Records
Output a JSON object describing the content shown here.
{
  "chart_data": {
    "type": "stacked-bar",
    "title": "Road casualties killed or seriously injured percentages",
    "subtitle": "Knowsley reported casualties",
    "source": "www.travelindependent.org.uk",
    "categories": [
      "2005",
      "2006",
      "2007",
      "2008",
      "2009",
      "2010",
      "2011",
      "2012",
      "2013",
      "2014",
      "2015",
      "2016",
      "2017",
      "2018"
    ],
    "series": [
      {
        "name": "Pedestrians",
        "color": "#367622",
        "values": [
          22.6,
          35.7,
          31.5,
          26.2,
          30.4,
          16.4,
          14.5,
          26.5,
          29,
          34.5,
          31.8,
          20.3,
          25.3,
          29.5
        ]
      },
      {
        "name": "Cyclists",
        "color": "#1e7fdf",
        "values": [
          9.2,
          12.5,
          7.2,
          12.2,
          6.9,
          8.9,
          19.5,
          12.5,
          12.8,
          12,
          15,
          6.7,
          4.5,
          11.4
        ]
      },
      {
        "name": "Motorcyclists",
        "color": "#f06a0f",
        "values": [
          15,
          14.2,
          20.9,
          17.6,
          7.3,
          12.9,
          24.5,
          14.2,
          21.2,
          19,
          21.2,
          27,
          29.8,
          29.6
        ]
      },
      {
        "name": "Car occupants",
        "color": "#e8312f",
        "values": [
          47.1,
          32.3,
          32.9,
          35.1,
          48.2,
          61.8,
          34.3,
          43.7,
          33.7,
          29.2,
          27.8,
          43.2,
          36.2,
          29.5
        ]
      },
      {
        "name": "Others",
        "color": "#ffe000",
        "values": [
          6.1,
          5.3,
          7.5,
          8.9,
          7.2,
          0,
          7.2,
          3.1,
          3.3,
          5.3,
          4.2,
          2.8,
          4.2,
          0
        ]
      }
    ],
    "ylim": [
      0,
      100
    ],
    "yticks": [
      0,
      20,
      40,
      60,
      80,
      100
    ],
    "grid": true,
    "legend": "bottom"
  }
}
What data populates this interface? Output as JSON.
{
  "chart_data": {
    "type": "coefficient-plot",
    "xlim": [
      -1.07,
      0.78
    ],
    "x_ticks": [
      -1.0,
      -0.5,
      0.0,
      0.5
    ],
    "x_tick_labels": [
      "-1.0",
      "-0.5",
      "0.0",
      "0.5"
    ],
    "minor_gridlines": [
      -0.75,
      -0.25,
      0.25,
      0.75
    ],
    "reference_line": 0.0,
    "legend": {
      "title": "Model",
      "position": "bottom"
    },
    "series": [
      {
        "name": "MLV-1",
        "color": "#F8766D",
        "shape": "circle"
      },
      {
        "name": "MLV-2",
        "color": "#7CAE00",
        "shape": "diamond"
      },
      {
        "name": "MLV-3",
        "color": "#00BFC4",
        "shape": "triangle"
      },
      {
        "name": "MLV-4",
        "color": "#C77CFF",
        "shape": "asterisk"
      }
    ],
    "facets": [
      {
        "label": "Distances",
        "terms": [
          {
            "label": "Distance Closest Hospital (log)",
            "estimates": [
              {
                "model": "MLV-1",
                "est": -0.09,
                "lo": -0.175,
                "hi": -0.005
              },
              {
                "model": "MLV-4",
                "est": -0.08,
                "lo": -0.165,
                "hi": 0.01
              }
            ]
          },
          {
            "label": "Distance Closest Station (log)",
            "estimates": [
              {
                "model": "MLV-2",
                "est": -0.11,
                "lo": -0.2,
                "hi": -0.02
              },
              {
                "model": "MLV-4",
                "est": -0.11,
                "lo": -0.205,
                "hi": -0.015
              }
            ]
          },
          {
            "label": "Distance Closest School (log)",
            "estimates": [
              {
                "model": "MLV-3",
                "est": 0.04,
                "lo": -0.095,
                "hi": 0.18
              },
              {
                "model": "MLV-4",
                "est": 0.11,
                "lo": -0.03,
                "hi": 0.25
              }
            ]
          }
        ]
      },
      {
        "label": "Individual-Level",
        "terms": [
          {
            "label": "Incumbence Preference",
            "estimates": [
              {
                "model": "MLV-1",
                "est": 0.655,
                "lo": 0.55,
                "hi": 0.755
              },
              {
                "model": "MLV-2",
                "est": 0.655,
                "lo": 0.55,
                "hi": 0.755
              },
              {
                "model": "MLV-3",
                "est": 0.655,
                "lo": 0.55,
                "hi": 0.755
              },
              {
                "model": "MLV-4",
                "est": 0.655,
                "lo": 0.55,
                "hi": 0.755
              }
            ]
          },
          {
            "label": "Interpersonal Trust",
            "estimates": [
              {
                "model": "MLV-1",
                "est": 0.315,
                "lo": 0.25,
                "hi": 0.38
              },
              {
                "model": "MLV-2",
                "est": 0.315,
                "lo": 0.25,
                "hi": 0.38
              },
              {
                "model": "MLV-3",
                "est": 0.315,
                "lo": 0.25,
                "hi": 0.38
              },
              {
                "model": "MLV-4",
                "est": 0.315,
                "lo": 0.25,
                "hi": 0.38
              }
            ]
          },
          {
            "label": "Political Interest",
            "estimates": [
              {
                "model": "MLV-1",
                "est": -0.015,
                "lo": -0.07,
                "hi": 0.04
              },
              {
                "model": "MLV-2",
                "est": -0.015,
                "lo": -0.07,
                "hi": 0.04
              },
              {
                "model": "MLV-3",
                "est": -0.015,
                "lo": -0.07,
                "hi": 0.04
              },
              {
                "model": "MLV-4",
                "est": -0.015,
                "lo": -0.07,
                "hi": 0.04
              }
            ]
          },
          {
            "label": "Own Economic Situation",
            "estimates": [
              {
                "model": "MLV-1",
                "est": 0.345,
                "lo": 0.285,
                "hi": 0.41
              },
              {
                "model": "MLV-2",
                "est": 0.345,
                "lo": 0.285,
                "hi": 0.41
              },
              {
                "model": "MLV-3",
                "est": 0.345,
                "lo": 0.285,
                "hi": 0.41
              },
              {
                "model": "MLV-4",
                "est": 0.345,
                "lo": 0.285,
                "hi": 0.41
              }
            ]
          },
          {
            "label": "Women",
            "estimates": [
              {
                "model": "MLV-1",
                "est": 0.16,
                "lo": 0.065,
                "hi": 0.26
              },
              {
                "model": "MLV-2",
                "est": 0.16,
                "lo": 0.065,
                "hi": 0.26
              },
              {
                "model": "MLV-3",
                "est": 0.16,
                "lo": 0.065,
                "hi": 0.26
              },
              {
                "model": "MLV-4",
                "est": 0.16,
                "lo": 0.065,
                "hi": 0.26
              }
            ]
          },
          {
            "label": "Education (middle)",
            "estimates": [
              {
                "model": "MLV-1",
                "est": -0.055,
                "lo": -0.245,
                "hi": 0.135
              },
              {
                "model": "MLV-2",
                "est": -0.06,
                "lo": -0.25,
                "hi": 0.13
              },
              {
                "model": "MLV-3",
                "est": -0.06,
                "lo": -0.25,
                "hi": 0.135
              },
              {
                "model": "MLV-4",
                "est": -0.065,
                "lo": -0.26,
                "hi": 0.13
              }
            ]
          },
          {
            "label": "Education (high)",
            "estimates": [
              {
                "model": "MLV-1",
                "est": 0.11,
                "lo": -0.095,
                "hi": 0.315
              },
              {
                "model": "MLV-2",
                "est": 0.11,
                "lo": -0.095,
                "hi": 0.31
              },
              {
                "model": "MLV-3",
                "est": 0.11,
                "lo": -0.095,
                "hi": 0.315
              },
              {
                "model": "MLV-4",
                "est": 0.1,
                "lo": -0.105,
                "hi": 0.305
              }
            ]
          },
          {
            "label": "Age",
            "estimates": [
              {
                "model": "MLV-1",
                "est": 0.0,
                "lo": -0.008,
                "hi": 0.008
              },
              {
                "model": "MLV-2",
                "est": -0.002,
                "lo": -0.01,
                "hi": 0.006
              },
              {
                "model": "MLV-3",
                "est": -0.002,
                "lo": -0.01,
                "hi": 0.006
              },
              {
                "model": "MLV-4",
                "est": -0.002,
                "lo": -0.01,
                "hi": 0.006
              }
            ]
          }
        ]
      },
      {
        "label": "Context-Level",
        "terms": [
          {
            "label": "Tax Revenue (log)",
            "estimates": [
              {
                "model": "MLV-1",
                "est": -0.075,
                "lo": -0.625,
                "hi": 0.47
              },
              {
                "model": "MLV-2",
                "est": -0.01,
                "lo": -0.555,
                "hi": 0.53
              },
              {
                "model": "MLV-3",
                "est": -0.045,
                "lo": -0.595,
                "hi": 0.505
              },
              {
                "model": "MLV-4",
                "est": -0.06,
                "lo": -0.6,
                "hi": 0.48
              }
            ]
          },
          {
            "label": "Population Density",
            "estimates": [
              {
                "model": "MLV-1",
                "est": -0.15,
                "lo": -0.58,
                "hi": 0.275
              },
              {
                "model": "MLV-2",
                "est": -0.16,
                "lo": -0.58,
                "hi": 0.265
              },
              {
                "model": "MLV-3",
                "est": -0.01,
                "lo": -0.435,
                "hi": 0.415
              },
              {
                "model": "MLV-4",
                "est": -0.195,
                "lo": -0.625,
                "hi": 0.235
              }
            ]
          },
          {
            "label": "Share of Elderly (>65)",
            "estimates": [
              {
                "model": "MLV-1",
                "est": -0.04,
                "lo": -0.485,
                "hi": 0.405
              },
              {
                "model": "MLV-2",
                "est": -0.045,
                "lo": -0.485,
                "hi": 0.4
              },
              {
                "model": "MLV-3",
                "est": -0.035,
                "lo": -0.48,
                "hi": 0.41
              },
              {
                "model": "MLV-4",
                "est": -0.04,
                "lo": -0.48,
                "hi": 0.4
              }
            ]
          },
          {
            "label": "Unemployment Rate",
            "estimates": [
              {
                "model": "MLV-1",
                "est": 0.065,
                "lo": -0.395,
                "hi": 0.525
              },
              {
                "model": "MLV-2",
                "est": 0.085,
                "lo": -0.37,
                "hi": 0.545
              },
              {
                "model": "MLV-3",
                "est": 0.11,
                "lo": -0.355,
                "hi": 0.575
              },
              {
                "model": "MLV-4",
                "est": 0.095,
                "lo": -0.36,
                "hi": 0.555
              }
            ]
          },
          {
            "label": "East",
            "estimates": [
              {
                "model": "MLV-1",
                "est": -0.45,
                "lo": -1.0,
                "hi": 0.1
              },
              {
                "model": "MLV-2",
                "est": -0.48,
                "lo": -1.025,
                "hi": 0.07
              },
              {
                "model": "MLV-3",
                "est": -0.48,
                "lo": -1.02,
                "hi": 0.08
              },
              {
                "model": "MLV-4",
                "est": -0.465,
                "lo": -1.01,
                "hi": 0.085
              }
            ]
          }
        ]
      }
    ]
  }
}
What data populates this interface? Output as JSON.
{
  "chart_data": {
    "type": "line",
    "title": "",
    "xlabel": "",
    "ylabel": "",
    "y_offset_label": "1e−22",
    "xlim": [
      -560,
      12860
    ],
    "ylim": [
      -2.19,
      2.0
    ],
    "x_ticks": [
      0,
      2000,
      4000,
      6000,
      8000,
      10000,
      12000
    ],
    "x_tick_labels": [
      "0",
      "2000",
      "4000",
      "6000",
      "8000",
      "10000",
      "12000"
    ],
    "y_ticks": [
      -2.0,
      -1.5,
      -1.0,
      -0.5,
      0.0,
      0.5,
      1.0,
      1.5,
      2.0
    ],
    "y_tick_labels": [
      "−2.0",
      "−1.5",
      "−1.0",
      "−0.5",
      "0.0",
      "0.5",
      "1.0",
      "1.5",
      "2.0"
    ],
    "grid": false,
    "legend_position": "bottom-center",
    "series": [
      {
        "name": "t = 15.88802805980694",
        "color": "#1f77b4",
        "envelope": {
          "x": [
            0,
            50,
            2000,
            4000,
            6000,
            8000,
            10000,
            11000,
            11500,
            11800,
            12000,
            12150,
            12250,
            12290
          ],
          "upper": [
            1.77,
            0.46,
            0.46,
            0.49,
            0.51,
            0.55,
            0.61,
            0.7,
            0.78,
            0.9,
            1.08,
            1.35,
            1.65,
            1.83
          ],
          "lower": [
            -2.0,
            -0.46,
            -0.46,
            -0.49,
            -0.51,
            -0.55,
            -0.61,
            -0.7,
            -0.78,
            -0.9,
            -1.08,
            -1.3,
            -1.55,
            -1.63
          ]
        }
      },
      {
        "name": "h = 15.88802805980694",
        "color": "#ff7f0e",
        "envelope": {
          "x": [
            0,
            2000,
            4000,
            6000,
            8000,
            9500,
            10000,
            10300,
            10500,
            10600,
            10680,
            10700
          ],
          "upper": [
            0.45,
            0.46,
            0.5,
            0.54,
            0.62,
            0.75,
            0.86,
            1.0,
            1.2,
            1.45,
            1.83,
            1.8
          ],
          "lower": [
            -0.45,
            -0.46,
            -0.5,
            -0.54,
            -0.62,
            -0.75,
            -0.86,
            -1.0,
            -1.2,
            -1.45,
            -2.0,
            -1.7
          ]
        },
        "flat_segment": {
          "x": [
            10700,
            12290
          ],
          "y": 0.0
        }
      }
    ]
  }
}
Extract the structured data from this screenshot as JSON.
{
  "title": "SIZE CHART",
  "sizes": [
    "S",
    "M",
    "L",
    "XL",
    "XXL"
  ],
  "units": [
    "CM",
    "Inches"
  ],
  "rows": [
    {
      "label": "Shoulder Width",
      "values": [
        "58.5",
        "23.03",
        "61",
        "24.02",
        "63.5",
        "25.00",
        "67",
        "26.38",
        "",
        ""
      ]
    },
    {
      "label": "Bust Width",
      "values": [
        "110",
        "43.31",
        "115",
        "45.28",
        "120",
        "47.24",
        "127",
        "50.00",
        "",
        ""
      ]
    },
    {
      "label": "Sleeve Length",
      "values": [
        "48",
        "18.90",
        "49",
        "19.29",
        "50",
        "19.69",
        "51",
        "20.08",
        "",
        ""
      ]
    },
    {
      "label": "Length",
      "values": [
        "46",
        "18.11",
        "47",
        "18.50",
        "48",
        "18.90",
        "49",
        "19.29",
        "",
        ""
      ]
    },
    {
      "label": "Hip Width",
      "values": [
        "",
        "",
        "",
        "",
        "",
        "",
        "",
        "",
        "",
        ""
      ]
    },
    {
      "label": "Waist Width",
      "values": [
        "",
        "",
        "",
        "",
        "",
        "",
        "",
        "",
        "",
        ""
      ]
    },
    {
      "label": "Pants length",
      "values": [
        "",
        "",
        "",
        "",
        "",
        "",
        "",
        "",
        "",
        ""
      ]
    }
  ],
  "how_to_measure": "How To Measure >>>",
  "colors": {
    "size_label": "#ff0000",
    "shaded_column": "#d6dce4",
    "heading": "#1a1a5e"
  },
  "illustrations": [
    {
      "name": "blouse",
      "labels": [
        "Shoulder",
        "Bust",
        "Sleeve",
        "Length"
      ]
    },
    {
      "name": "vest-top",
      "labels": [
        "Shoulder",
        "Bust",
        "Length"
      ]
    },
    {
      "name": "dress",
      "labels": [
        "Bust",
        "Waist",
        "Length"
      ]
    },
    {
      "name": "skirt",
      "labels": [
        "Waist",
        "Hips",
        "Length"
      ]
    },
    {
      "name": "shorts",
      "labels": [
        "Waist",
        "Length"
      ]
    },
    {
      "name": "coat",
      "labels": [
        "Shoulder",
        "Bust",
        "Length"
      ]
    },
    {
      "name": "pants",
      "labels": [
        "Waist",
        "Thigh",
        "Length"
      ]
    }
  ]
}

> _Your task_
Write out every line of the data that holds the word "shape".

> _Exercise output_
        "shape": "circle"
        "shape": "diamond"
        "shape": "triangle"
        "shape": "asterisk"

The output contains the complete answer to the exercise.